Dataset records
'''

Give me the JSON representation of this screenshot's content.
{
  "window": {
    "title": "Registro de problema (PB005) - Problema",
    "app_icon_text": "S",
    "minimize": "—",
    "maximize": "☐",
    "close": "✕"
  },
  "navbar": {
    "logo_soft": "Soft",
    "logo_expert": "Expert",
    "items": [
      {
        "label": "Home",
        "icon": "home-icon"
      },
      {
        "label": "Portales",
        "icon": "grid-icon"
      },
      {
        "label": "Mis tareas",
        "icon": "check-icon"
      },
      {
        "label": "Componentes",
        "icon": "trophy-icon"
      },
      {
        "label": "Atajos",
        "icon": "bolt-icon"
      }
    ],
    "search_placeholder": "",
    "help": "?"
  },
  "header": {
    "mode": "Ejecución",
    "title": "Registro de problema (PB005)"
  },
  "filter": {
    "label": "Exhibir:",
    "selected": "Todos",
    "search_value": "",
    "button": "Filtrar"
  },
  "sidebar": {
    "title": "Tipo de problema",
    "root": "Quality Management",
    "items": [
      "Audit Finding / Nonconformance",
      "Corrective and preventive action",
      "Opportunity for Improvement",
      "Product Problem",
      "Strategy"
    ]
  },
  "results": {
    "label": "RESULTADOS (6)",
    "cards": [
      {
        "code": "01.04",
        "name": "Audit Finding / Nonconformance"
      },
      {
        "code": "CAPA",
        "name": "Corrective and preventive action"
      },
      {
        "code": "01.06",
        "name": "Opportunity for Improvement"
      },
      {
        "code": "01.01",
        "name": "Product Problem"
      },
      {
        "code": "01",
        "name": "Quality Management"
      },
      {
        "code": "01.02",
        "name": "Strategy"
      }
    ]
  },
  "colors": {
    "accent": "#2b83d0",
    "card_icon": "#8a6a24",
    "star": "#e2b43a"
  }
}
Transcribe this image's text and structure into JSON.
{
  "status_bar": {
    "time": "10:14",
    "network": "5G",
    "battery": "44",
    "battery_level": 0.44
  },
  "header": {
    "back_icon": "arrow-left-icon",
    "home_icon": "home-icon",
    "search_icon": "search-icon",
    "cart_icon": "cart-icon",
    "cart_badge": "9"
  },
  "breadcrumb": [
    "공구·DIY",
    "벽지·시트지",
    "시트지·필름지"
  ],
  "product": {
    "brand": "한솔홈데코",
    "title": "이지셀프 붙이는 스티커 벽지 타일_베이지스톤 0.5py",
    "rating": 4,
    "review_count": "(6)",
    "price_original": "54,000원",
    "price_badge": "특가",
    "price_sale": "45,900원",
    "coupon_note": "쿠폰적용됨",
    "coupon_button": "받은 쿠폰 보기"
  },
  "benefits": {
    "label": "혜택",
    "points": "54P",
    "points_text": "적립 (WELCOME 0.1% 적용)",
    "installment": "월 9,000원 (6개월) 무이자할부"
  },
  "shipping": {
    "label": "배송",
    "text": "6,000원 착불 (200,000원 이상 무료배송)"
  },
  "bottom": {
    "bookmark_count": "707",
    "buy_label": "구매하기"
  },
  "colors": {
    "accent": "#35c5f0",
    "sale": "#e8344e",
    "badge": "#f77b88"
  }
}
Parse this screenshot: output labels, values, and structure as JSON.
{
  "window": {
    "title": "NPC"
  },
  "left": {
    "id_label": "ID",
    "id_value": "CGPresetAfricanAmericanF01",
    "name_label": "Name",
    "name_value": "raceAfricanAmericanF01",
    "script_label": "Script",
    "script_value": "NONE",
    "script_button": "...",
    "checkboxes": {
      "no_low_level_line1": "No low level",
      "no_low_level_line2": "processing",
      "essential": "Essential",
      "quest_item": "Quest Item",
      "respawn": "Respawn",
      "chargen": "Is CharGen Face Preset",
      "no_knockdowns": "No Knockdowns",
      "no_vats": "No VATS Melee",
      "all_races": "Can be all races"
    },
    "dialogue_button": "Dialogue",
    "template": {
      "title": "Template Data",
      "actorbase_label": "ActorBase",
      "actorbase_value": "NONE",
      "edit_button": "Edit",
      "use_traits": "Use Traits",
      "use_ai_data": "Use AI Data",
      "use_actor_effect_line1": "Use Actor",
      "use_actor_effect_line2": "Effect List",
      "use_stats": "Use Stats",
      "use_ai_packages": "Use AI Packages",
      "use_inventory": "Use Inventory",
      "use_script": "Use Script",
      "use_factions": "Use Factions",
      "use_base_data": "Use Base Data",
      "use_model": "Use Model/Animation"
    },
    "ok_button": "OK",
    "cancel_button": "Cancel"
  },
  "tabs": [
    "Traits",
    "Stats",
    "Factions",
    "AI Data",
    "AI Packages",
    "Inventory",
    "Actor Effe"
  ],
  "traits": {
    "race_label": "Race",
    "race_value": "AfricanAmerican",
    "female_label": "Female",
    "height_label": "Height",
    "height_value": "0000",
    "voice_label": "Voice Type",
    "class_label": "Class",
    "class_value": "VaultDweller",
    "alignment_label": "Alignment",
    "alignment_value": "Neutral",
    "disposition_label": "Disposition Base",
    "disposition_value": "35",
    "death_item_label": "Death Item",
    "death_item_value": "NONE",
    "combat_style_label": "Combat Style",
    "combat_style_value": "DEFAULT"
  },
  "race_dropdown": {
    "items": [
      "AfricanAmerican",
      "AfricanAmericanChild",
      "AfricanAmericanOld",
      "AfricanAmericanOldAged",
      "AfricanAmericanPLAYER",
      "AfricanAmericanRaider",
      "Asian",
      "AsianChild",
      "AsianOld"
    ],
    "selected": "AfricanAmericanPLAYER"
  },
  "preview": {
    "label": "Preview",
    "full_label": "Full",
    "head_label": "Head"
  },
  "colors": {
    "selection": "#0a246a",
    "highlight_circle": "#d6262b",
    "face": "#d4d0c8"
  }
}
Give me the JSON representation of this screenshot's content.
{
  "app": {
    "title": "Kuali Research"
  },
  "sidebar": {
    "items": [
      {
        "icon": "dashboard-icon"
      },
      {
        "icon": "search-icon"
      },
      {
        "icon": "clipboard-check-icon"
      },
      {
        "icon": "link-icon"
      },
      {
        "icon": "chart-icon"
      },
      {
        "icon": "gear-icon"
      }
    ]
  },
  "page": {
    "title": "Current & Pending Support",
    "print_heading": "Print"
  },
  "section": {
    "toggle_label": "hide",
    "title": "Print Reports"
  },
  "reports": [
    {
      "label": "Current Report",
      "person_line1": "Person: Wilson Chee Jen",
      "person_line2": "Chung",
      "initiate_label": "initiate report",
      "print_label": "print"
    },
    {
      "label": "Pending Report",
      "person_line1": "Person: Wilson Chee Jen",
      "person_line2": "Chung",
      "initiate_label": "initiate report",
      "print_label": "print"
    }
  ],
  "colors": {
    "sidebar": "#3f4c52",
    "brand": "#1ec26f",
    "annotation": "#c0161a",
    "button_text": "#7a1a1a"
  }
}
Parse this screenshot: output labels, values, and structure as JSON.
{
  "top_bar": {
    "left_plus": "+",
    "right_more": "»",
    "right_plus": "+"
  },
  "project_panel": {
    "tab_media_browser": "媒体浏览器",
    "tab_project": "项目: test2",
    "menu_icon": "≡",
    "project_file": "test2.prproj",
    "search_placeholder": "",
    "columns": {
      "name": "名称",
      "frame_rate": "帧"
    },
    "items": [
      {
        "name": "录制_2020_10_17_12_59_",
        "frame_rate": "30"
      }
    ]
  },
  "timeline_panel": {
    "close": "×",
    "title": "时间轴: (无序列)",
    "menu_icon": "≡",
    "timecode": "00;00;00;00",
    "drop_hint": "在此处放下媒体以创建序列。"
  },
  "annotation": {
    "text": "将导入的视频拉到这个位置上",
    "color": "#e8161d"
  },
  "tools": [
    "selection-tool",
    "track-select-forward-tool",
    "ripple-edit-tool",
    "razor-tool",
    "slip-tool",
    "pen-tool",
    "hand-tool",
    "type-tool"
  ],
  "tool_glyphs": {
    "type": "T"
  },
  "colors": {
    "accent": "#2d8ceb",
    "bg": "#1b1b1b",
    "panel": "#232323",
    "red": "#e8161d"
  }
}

'''

> What is asked:
Collect each line of the entries that has the word "Inventory", copying it in full.

> Correct output:
      "use_inventory": "Use Inventory",
    "Inventory",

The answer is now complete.